— Start Records to use —
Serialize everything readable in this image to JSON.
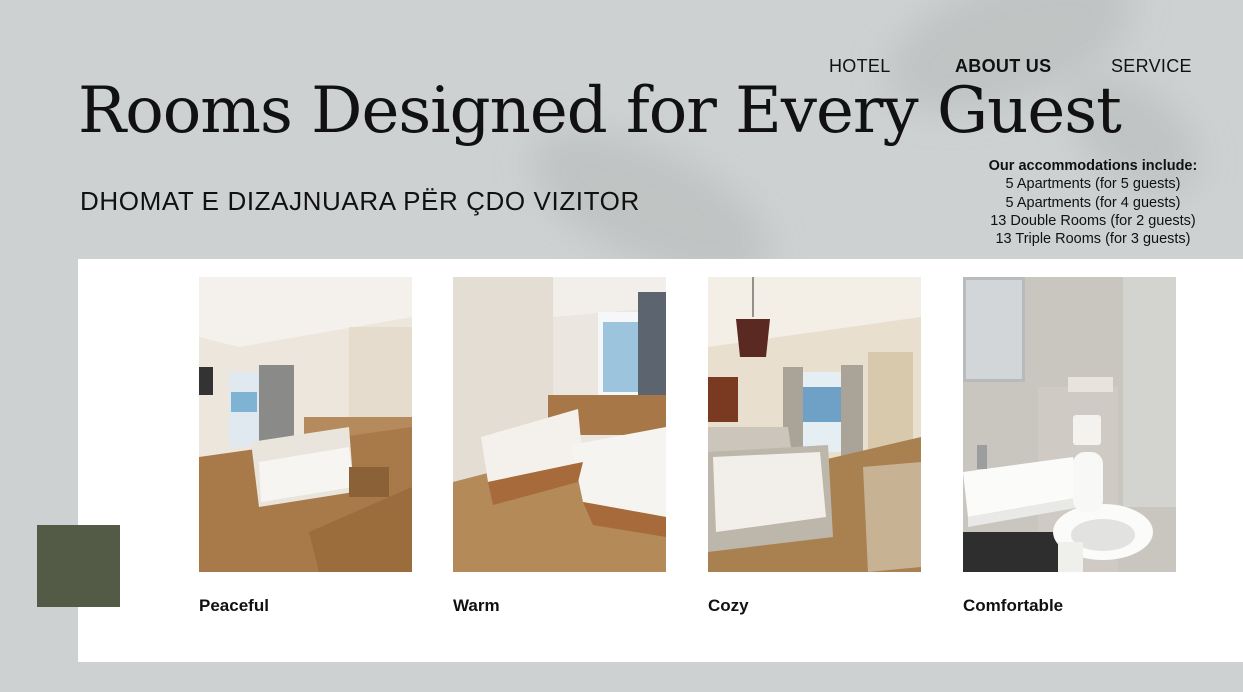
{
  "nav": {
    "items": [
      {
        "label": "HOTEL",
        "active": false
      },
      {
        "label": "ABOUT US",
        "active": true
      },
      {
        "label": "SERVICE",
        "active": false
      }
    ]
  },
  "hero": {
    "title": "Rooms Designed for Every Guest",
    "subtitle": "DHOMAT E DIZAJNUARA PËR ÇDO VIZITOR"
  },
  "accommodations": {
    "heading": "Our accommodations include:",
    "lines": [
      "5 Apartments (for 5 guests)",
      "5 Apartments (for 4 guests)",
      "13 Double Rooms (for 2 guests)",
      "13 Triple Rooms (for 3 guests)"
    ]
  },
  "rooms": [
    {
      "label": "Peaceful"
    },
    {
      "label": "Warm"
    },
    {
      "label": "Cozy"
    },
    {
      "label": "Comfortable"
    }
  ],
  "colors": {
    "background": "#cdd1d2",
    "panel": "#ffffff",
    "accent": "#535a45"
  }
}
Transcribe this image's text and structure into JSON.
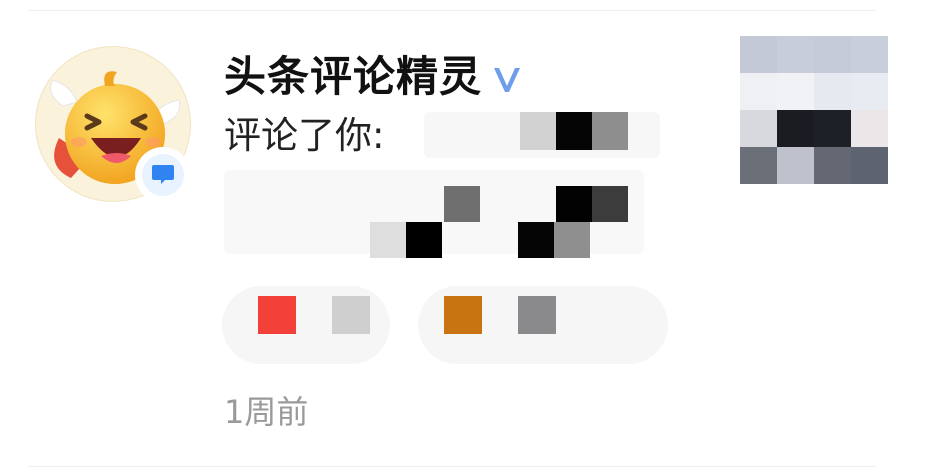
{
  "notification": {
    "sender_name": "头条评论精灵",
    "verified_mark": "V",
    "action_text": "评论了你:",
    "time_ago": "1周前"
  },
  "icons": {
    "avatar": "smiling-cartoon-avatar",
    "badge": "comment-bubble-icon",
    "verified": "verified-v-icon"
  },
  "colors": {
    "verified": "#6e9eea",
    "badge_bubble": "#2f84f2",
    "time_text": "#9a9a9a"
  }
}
— End Records to use —
Every line of the listing that holds "this" is to be counted; give only the resulting number.

2